[Saved entries]
□ □ □ □

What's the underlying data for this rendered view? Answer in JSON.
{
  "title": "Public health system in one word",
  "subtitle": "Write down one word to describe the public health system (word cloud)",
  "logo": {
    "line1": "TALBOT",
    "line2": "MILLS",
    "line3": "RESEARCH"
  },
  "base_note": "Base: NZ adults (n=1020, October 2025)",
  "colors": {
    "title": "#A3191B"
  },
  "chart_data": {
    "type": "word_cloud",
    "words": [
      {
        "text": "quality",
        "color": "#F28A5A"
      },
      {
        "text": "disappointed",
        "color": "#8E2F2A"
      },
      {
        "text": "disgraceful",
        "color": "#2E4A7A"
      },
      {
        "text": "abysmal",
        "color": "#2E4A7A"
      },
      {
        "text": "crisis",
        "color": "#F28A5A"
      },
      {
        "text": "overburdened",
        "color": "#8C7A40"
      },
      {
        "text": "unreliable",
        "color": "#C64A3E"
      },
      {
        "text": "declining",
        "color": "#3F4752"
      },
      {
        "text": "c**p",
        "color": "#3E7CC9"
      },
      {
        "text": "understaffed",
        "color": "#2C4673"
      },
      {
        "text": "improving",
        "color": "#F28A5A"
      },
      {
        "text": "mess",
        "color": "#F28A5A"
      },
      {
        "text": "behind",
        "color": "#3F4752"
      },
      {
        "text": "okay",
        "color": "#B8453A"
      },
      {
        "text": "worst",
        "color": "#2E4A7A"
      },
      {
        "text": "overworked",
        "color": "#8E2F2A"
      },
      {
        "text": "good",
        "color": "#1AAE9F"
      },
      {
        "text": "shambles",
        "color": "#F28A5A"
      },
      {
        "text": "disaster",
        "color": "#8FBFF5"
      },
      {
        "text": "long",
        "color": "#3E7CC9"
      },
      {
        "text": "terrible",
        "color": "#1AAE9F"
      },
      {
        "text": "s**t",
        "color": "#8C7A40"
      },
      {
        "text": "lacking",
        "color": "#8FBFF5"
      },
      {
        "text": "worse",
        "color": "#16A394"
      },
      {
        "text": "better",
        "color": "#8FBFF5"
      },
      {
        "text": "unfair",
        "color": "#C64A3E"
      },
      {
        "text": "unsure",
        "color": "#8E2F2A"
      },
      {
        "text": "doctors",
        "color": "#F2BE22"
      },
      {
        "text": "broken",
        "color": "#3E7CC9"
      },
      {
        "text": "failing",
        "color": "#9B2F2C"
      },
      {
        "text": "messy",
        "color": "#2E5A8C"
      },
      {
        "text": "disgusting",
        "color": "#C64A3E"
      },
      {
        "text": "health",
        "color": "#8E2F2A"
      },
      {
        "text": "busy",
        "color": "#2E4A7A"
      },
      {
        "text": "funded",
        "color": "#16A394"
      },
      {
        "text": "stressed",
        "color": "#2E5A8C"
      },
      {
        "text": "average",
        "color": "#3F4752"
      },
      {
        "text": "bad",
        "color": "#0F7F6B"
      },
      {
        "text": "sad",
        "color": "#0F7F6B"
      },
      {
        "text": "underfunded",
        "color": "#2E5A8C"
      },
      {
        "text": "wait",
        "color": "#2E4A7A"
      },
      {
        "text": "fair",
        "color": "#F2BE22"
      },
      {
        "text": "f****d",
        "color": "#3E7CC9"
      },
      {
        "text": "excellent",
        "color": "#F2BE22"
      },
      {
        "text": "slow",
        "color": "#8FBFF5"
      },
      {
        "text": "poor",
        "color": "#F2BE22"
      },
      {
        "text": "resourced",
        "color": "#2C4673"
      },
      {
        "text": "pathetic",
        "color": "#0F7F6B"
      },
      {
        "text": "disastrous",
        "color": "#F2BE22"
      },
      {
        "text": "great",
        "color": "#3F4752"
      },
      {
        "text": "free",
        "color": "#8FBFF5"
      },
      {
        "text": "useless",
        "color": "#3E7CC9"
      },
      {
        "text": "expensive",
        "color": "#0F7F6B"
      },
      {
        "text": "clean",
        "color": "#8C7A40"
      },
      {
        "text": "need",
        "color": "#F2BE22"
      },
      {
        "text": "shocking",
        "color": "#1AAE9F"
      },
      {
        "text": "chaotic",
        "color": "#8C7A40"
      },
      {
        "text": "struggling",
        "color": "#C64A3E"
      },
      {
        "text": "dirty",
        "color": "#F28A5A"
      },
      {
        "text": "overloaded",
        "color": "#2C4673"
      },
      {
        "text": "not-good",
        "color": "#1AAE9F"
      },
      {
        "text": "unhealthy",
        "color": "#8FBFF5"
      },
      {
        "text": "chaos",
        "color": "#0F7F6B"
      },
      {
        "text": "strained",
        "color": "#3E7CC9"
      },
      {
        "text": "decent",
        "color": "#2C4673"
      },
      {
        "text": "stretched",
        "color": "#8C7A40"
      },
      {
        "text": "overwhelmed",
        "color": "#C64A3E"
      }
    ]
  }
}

□ □ □ □

▶ **EXERCISE AIM**: Collect every line from the records above that contains the word "system".

▶ **ANSWER FOR THE TASK**:
  "title": "Public health system in one word",
  "subtitle": "Write down one word to describe the public health system (word cloud)",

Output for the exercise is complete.